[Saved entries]
::::

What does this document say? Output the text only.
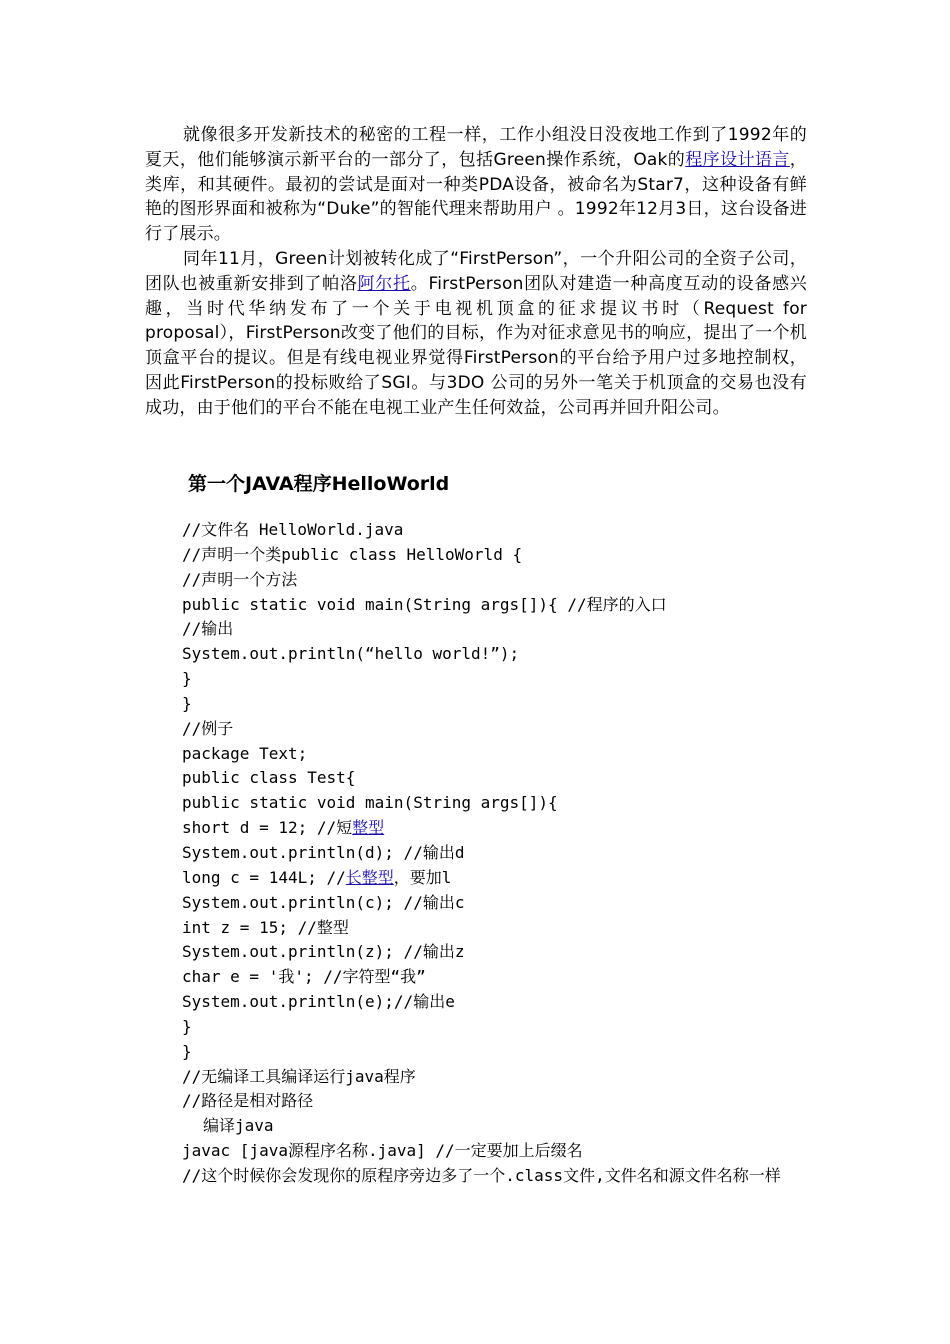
就像很多开发新技术的秘密的工程一样，工作小组没日没夜地工作到了1992年的夏天，他们能够演示新平台的一部分了，包括Green操作系统，Oak的程序设计语言，类库，和其硬件。最初的尝试是面对一种类PDA设备，被命名为Star7，这种设备有鲜艳的图形界面和被称为“Duke”的智能代理来帮助用户 。1992年12月3日，这台设备进行了展示。

同年11月，Green计划被转化成了“FirstPerson”，一个升阳公司的全资子公司，团队也被重新安排到了帕洛阿尔托。FirstPerson团队对建造一种高度互动的设备感兴趣，当时代华纳发布了一个关于电视机顶盒的征求提议书时（Request for proposal），FirstPerson改变了他们的目标，作为对征求意见书的响应，提出了一个机顶盒平台的提议。但是有线电视业界觉得FirstPerson的平台给予用户过多地控制权，因此FirstPerson的投标败给了SGI。与3DO 公司的另外一笔关于机顶盒的交易也没有成功，由于他们的平台不能在电视工业产生任何效益，公司再并回升阳公司。

第一个JAVA程序HelloWorld
//文件名 HelloWorld.java
//声明一个类public class HelloWorld {
//声明一个方法
public static void main(String args[]){ //程序的入口
//输出
System.out.println(“hello world!”);
}
}
//例子
package Text;
public class Test{
public static void main(String args[]){
short d = 12; //短整型
System.out.println(d); //输出d
long c = 144L; //长整型，要加l
System.out.println(c); //输出c
int z = 15; //整型
System.out.println(z); //输出z
char e = '我'; //字符型“我”
System.out.println(e);//输出e
}
}
//无编译工具编译运行java程序
//路径是相对路径
编译java
javac [java源程序名称.java] //一定要加上后缀名
//这个时候你会发现你的原程序旁边多了一个.class文件,文件名和源文件名称一样
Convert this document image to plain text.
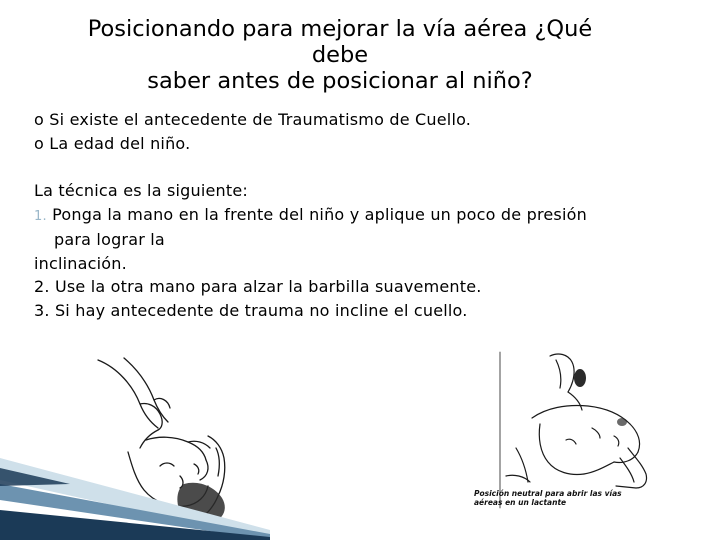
Posicionando para mejorar la vía aérea ¿Qué
debe
saber antes de posicionar al niño?
o Si existe el antecedente de Traumatismo de Cuello.
o La edad del niño.
La técnica es la siguiente:
1. Ponga la mano en la frente del niño y aplique un poco de presión
para lograr la
inclinación.
2. Use la otra mano para alzar la barbilla suavemente.
3. Si hay antecedente de trauma no incline el cuello.
Posición neutral para abrir las vías aéreas en un lactante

::::

◆ Exercise brief
Only a number is wanted: how many lines of the material include the word "niño".

◆ Answer to the task
3